***** DATASET EXTRACT

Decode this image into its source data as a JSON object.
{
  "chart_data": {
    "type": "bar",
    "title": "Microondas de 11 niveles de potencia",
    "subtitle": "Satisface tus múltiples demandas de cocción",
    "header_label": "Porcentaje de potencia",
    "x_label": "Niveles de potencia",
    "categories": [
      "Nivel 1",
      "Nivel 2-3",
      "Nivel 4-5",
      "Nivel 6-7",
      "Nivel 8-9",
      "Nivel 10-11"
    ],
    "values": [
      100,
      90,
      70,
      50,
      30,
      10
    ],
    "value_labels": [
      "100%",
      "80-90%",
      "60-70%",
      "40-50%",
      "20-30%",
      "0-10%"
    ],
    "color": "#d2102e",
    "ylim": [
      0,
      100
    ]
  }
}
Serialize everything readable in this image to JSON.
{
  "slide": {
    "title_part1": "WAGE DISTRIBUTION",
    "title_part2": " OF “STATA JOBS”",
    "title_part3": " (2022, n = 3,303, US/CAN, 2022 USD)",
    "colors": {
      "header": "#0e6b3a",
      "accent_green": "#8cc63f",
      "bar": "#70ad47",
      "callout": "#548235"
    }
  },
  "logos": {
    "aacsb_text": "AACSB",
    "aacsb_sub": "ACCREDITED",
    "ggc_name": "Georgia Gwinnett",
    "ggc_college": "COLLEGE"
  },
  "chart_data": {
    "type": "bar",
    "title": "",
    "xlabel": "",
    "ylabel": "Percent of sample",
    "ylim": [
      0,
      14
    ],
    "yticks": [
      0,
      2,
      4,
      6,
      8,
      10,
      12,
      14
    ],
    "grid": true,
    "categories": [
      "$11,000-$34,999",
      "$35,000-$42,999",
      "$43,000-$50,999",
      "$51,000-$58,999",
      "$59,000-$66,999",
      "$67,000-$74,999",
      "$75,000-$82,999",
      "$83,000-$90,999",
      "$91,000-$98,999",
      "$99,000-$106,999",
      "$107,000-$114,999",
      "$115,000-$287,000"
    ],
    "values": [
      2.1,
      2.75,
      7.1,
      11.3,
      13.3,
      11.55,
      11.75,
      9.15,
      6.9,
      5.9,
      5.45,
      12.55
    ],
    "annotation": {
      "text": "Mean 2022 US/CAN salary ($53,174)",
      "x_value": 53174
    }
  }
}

**********

WRITTEN INSTRUCTION:
Repeat the entries shown above, every one, word for word.

ANSWER TO THIS TASK:
Decode this image into its source data as a JSON object.
{
  "chart_data": {
    "type": "bar",
    "title": "Microondas de 11 niveles de potencia",
    "subtitle": "Satisface tus múltiples demandas de cocción",
    "header_label": "Porcentaje de potencia",
    "x_label": "Niveles de potencia",
    "categories": [
      "Nivel 1",
      "Nivel 2-3",
      "Nivel 4-5",
      "Nivel 6-7",
      "Nivel 8-9",
      "Nivel 10-11"
    ],
    "values": [
      100,
      90,
      70,
      50,
      30,
      10
    ],
    "value_labels": [
      "100%",
      "80-90%",
      "60-70%",
      "40-50%",
      "20-30%",
      "0-10%"
    ],
    "color": "#d2102e",
    "ylim": [
      0,
      100
    ]
  }
}
Serialize everything readable in this image to JSON.
{
  "slide": {
    "title_part1": "WAGE DISTRIBUTION",
    "title_part2": " OF “STATA JOBS”",
    "title_part3": " (2022, n = 3,303, US/CAN, 2022 USD)",
    "colors": {
      "header": "#0e6b3a",
      "accent_green": "#8cc63f",
      "bar": "#70ad47",
      "callout": "#548235"
    }
  },
  "logos": {
    "aacsb_text": "AACSB",
    "aacsb_sub": "ACCREDITED",
    "ggc_name": "Georgia Gwinnett",
    "ggc_college": "COLLEGE"
  },
  "chart_data": {
    "type": "bar",
    "title": "",
    "xlabel": "",
    "ylabel": "Percent of sample",
    "ylim": [
      0,
      14
    ],
    "yticks": [
      0,
      2,
      4,
      6,
      8,
      10,
      12,
      14
    ],
    "grid": true,
    "categories": [
      "$11,000-$34,999",
      "$35,000-$42,999",
      "$43,000-$50,999",
      "$51,000-$58,999",
      "$59,000-$66,999",
      "$67,000-$74,999",
      "$75,000-$82,999",
      "$83,000-$90,999",
      "$91,000-$98,999",
      "$99,000-$106,999",
      "$107,000-$114,999",
      "$115,000-$287,000"
    ],
    "values": [
      2.1,
      2.75,
      7.1,
      11.3,
      13.3,
      11.55,
      11.75,
      9.15,
      6.9,
      5.9,
      5.45,
      12.55
    ],
    "annotation": {
      "text": "Mean 2022 US/CAN salary ($53,174)",
      "x_value": 53174
    }
  }
}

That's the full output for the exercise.